-- START --

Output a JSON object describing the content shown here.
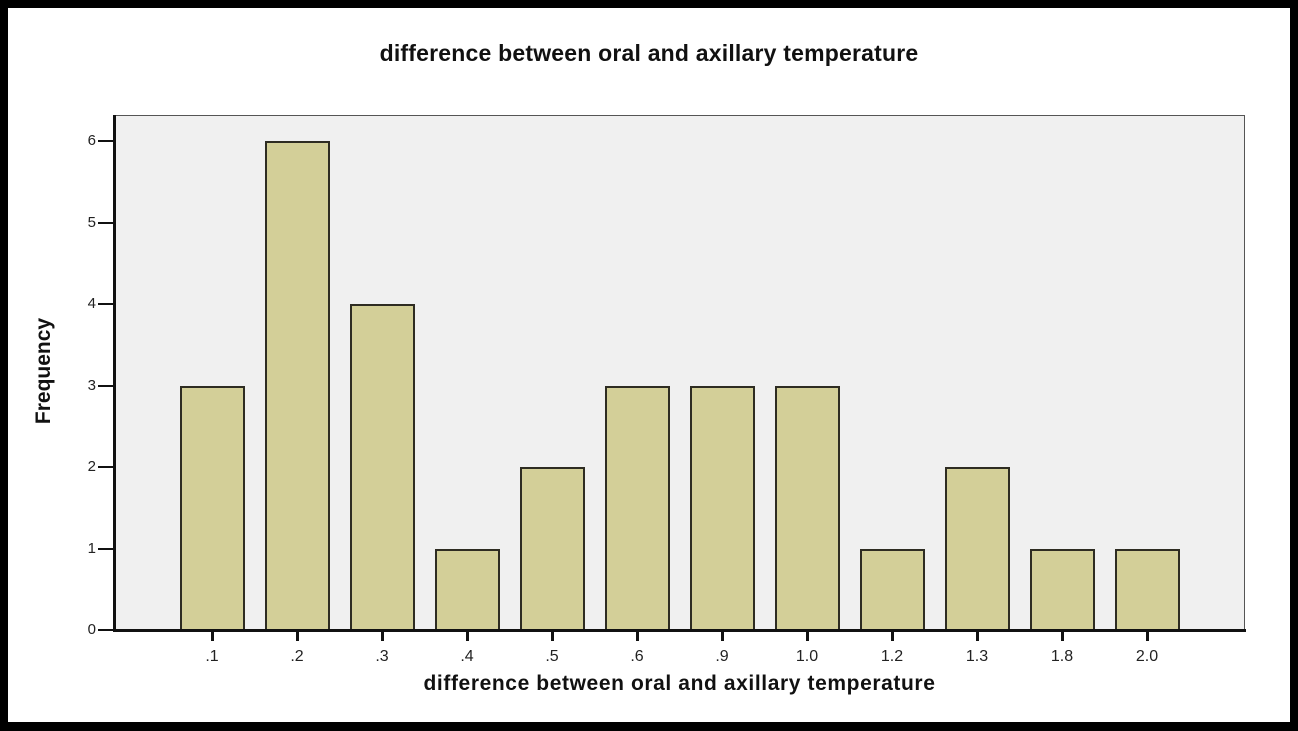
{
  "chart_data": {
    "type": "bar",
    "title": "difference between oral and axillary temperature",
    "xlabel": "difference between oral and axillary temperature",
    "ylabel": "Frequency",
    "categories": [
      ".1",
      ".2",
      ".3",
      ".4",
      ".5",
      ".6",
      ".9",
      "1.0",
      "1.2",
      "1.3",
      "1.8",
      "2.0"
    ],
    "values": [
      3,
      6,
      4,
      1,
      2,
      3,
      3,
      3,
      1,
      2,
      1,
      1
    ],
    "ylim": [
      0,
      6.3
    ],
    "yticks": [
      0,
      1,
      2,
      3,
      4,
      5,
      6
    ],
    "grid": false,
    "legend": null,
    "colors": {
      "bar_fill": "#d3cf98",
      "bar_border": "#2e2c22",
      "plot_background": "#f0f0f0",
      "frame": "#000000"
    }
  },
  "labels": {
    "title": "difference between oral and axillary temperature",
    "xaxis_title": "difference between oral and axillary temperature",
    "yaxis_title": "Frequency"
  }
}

-- END --
-- START --

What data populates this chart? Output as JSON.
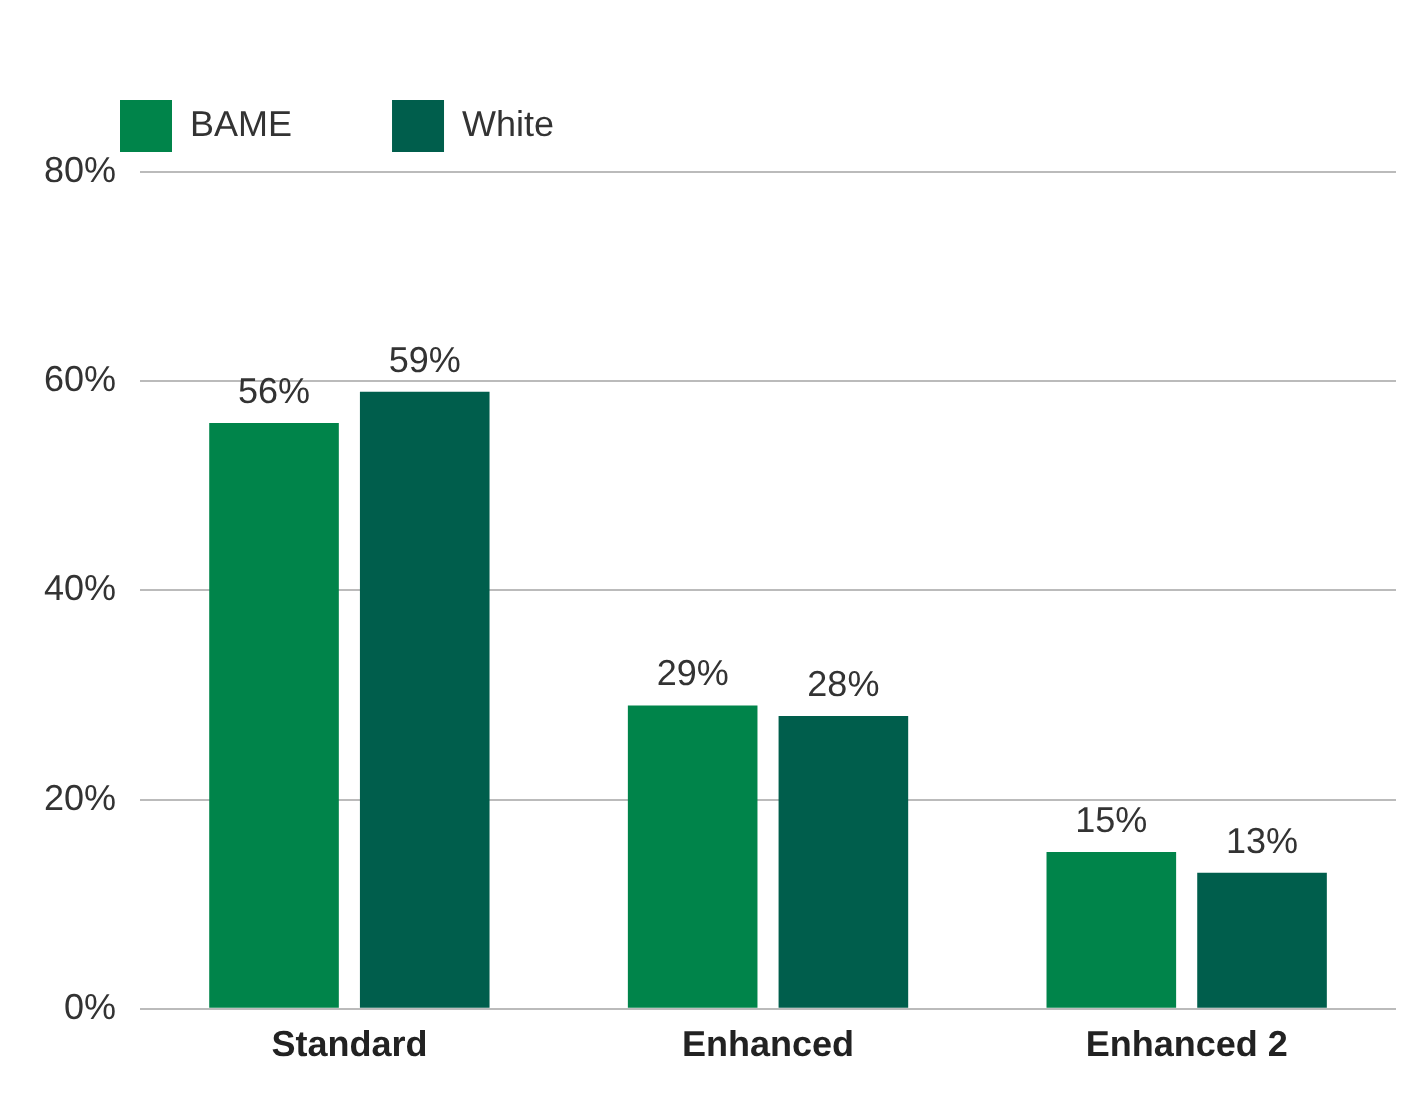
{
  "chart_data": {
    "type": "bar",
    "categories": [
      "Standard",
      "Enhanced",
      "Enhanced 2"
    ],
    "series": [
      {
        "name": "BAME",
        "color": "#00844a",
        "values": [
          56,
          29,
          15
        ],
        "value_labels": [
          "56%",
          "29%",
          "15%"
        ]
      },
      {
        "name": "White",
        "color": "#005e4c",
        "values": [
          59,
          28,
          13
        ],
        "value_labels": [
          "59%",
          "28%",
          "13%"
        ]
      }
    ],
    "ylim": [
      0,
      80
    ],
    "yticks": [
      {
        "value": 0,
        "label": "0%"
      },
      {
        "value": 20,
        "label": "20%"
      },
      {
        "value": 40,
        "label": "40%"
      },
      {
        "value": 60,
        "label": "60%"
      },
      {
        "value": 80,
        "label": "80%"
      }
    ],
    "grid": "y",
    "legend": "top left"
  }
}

-- END --

**Given instruction:** Your task is to list each line of the records with the word "difference".

**Result:**
    "title": "difference between oral and axillary temperature",
    "xlabel": "difference between oral and axillary temperature",
    "title": "difference between oral and axillary temperature",
    "xaxis_title": "difference between oral and axillary temperature",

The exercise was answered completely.